Pictures aside, write out every record exactly as it appears.

——

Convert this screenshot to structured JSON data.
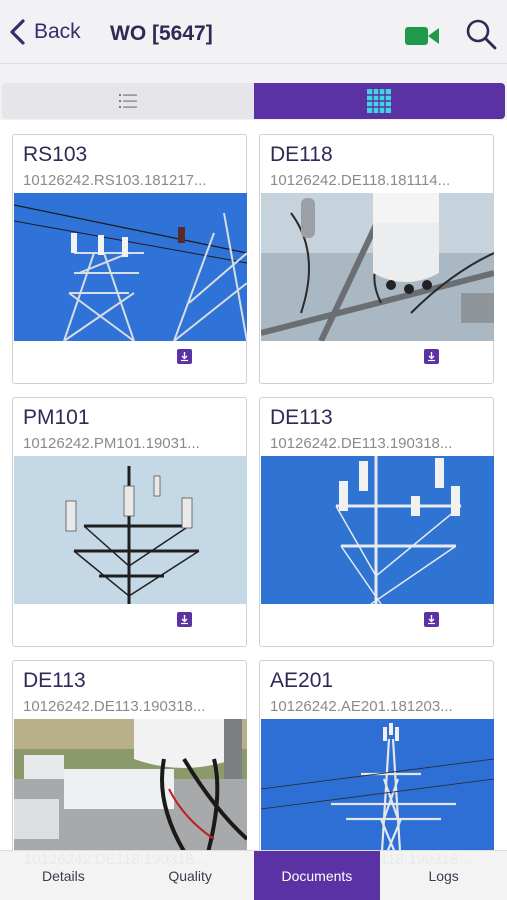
{
  "header": {
    "back_label": "Back",
    "title": "WO [5647]"
  },
  "toggle": {
    "active": "grid"
  },
  "cards": [
    {
      "title": "RS103",
      "filename": "10126242.RS103.181217...",
      "download_icon": "download-icon"
    },
    {
      "title": "DE118",
      "filename": "10126242.DE118.181114...",
      "download_icon": "download-icon"
    },
    {
      "title": "PM101",
      "filename": "10126242.PM101.19031...",
      "download_icon": "download-icon"
    },
    {
      "title": "DE113",
      "filename": "10126242.DE113.190318...",
      "download_icon": "download-icon"
    },
    {
      "title": "DE113",
      "filename": "10126242.DE113.190318...",
      "download_icon": "download-icon"
    },
    {
      "title": "AE201",
      "filename": "10126242.AE201.181203...",
      "download_icon": "download-icon"
    }
  ],
  "partial_row": [
    "10126242.DE118.190318...",
    "118.190318..."
  ],
  "tabs": [
    {
      "label": "Details"
    },
    {
      "label": "Quality"
    },
    {
      "label": "Documents",
      "active": true
    },
    {
      "label": "Logs"
    }
  ],
  "colors": {
    "accent": "#5b32a3",
    "video": "#1f9a4a",
    "title": "#2e2a55"
  }
}
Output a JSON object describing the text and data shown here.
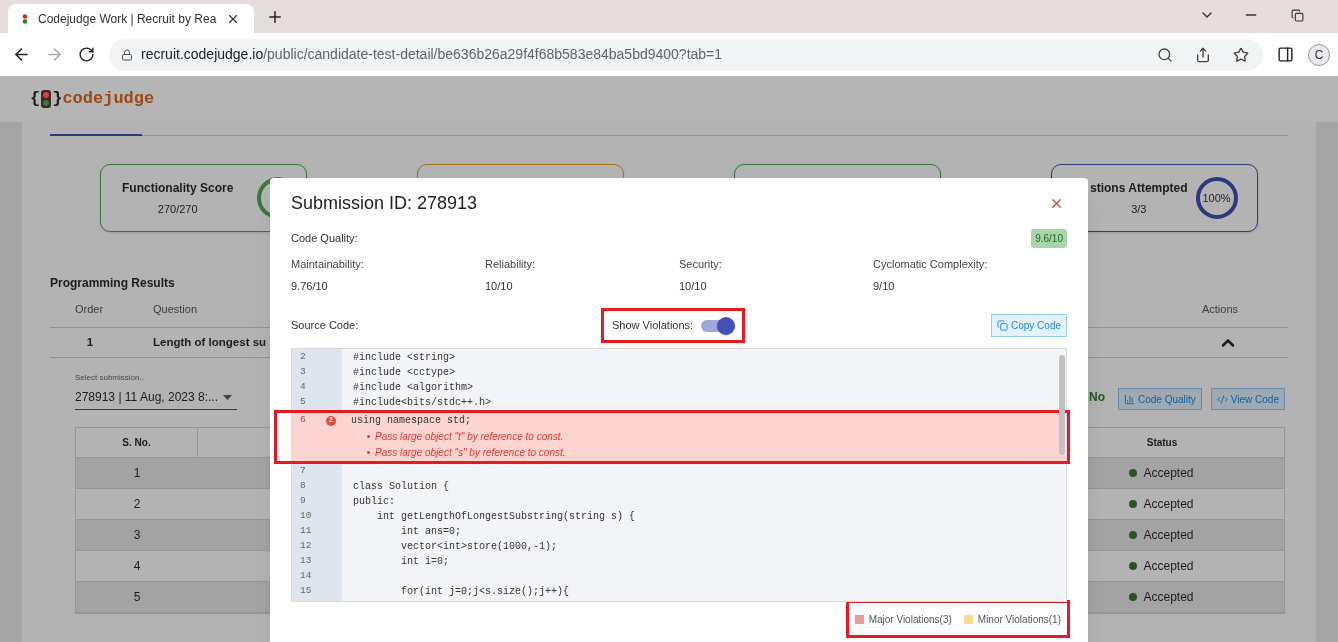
{
  "browser": {
    "tab_title": "Codejudge Work | Recruit by Rea",
    "url_host": "recruit.codejudge.io",
    "url_path": "/public/candidate-test-detail/be636b26a29f4f68b583e84ba5bd9400?tab=1",
    "forward_disabled": true,
    "profile_initial": "C"
  },
  "page": {
    "logo": {
      "open": "{",
      "close": "}",
      "name": "codejudge"
    },
    "score_cards": [
      {
        "title": "Functionality Score",
        "value": "270/270",
        "color": "#357a38"
      },
      {
        "color": "#a87016"
      },
      {
        "color": "#357a38"
      },
      {
        "title": "stions Attempted",
        "value": "3/3",
        "ring": "100%",
        "color": "#2c397f"
      }
    ],
    "section_title": "Programming Results",
    "results_columns": [
      "Order",
      "Question",
      "Actions"
    ],
    "results_row": {
      "order": "1",
      "question": "Length of longest su",
      "expanded": true
    },
    "submission_select": {
      "label": "Select submission..",
      "value": "278913 | 11 Aug, 2023 8:..."
    },
    "row_flag": "No",
    "action_buttons": [
      {
        "label": "Code Quality",
        "kind": "quality"
      },
      {
        "label": "View Code",
        "kind": "code"
      }
    ],
    "testcase_columns": [
      "S. No.",
      "Status"
    ],
    "testcase_rows": [
      {
        "s_no": "1",
        "status": "Accepted"
      },
      {
        "s_no": "2",
        "status": "Accepted"
      },
      {
        "s_no": "3",
        "status": "Accepted"
      },
      {
        "s_no": "4",
        "status": "Accepted"
      },
      {
        "s_no": "5",
        "status": "Accepted"
      }
    ]
  },
  "modal": {
    "title": "Submission ID: 278913",
    "code_quality_label": "Code Quality:",
    "code_quality_score": "9.6/10",
    "metrics": [
      {
        "label": "Maintainability:",
        "value": "9.76/10"
      },
      {
        "label": "Reliability:",
        "value": "10/10"
      },
      {
        "label": "Security:",
        "value": "10/10"
      },
      {
        "label": "Cyclomatic Complexity:",
        "value": "9/10"
      }
    ],
    "source_label": "Source Code:",
    "show_violations": {
      "label": "Show Violations:",
      "on": true
    },
    "copy_button": "Copy Code",
    "code_lines": [
      {
        "kind": "plain",
        "number": "2",
        "code": "#include <string>"
      },
      {
        "kind": "plain",
        "number": "3",
        "code": "#include <cctype>"
      },
      {
        "kind": "plain",
        "number": "4",
        "code": "#include <algorithm>"
      },
      {
        "kind": "plain",
        "number": "5",
        "code": "#include<bits/stdc++.h>"
      },
      {
        "kind": "violation",
        "number": "6",
        "code": "using namespace std;",
        "count": "2",
        "violations": [
          "Pass large object \"t\" by reference to const.",
          "Pass large object \"s\" by reference to const."
        ]
      },
      {
        "kind": "plain",
        "number": "7"
      },
      {
        "kind": "plain",
        "number": "8",
        "code": "class Solution {"
      },
      {
        "kind": "plain",
        "number": "9",
        "code": "public:"
      },
      {
        "kind": "plain",
        "number": "10",
        "code": "    int getLengthOfLongestSubstring(string s) {"
      },
      {
        "kind": "plain",
        "number": "11",
        "code": "        int ans=0;"
      },
      {
        "kind": "plain",
        "number": "12",
        "code": "        vector<int>store(1000,-1);"
      },
      {
        "kind": "plain",
        "number": "13",
        "code": "        int i=0;"
      },
      {
        "kind": "plain",
        "number": "14"
      },
      {
        "kind": "plain",
        "number": "15",
        "code": "        for(int j=0;j<s.size();j++){"
      }
    ],
    "legend": [
      {
        "label": "Major Violations(3)",
        "color": "#f1959f"
      },
      {
        "label": "Minor Violations(1)",
        "color": "#fad88f"
      }
    ]
  }
}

——

_WRITTEN REPLY_.
Convert this screenshot to structured JSON data.
{
  "header": {
    "back_label": "Back",
    "title": "WO [5647]"
  },
  "toggle": {
    "active": "grid"
  },
  "cards": [
    {
      "title": "RS103",
      "filename": "10126242.RS103.181217...",
      "download_icon": "download-icon"
    },
    {
      "title": "DE118",
      "filename": "10126242.DE118.181114...",
      "download_icon": "download-icon"
    },
    {
      "title": "PM101",
      "filename": "10126242.PM101.19031...",
      "download_icon": "download-icon"
    },
    {
      "title": "DE113",
      "filename": "10126242.DE113.190318...",
      "download_icon": "download-icon"
    },
    {
      "title": "DE113",
      "filename": "10126242.DE113.190318...",
      "download_icon": "download-icon"
    },
    {
      "title": "AE201",
      "filename": "10126242.AE201.181203...",
      "download_icon": "download-icon"
    }
  ],
  "partial_row": [
    "10126242.DE118.190318...",
    "118.190318..."
  ],
  "tabs": [
    {
      "label": "Details"
    },
    {
      "label": "Quality"
    },
    {
      "label": "Documents",
      "active": true
    },
    {
      "label": "Logs"
    }
  ],
  "colors": {
    "accent": "#5b32a3",
    "video": "#1f9a4a",
    "title": "#2e2a55"
  }
}
Output a JSON object describing the text and data shown here.
{
  "browser": {
    "tab_title": "Codejudge Work | Recruit by Rea",
    "url_host": "recruit.codejudge.io",
    "url_path": "/public/candidate-test-detail/be636b26a29f4f68b583e84ba5bd9400?tab=1",
    "forward_disabled": true,
    "profile_initial": "C"
  },
  "page": {
    "logo": {
      "open": "{",
      "close": "}",
      "name": "codejudge"
    },
    "score_cards": [
      {
        "title": "Functionality Score",
        "value": "270/270",
        "color": "#357a38"
      },
      {
        "color": "#a87016"
      },
      {
        "color": "#357a38"
      },
      {
        "title": "stions Attempted",
        "value": "3/3",
        "ring": "100%",
        "color": "#2c397f"
      }
    ],
    "section_title": "Programming Results",
    "results_columns": [
      "Order",
      "Question",
      "Actions"
    ],
    "results_row": {
      "order": "1",
      "question": "Length of longest su",
      "expanded": true
    },
    "submission_select": {
      "label": "Select submission..",
      "value": "278913 | 11 Aug, 2023 8:..."
    },
    "row_flag": "No",
    "action_buttons": [
      {
        "label": "Code Quality",
        "kind": "quality"
      },
      {
        "label": "View Code",
        "kind": "code"
      }
    ],
    "testcase_columns": [
      "S. No.",
      "Status"
    ],
    "testcase_rows": [
      {
        "s_no": "1",
        "status": "Accepted"
      },
      {
        "s_no": "2",
        "status": "Accepted"
      },
      {
        "s_no": "3",
        "status": "Accepted"
      },
      {
        "s_no": "4",
        "status": "Accepted"
      },
      {
        "s_no": "5",
        "status": "Accepted"
      }
    ]
  },
  "modal": {
    "title": "Submission ID: 278913",
    "code_quality_label": "Code Quality:",
    "code_quality_score": "9.6/10",
    "metrics": [
      {
        "label": "Maintainability:",
        "value": "9.76/10"
      },
      {
        "label": "Reliability:",
        "value": "10/10"
      },
      {
        "label": "Security:",
        "value": "10/10"
      },
      {
        "label": "Cyclomatic Complexity:",
        "value": "9/10"
      }
    ],
    "source_label": "Source Code:",
    "show_violations": {
      "label": "Show Violations:",
      "on": true
    },
    "copy_button": "Copy Code",
    "code_lines": [
      {
        "kind": "plain",
        "number": "2",
        "code": "#include <string>"
      },
      {
        "kind": "plain",
        "number": "3",
        "code": "#include <cctype>"
      },
      {
        "kind": "plain",
        "number": "4",
        "code": "#include <algorithm>"
      },
      {
        "kind": "plain",
        "number": "5",
        "code": "#include<bits/stdc++.h>"
      },
      {
        "kind": "violation",
        "number": "6",
        "code": "using namespace std;",
        "count": "2",
        "violations": [
          "Pass large object \"t\" by reference to const.",
          "Pass large object \"s\" by reference to const."
        ]
      },
      {
        "kind": "plain",
        "number": "7"
      },
      {
        "kind": "plain",
        "number": "8",
        "code": "class Solution {"
      },
      {
        "kind": "plain",
        "number": "9",
        "code": "public:"
      },
      {
        "kind": "plain",
        "number": "10",
        "code": "    int getLengthOfLongestSubstring(string s) {"
      },
      {
        "kind": "plain",
        "number": "11",
        "code": "        int ans=0;"
      },
      {
        "kind": "plain",
        "number": "12",
        "code": "        vector<int>store(1000,-1);"
      },
      {
        "kind": "plain",
        "number": "13",
        "code": "        int i=0;"
      },
      {
        "kind": "plain",
        "number": "14"
      },
      {
        "kind": "plain",
        "number": "15",
        "code": "        for(int j=0;j<s.size();j++){"
      }
    ],
    "legend": [
      {
        "label": "Major Violations(3)",
        "color": "#f1959f"
      },
      {
        "label": "Minor Violations(1)",
        "color": "#fad88f"
      }
    ]
  }
}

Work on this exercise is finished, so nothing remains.